Stored records
'''

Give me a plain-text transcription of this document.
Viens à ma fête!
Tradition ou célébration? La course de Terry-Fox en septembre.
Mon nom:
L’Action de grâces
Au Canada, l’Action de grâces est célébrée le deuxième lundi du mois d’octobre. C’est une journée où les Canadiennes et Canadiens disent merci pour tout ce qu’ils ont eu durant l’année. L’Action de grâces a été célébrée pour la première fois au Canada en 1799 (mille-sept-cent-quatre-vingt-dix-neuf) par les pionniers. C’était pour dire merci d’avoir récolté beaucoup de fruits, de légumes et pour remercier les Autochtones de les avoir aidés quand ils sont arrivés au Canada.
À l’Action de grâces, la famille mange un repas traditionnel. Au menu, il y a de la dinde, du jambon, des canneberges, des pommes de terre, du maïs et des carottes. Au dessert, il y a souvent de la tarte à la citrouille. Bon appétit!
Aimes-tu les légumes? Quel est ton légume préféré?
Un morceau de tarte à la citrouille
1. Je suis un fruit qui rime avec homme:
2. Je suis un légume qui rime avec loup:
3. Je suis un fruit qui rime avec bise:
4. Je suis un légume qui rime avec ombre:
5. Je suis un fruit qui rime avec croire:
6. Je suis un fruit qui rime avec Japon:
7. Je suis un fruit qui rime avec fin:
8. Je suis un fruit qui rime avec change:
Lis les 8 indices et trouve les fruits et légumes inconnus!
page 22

'''

What is the number of lines in the listing that contain the string "avec"? Reply with that number alone.

* _SOLUTION FOR THIS EXERCISE_
8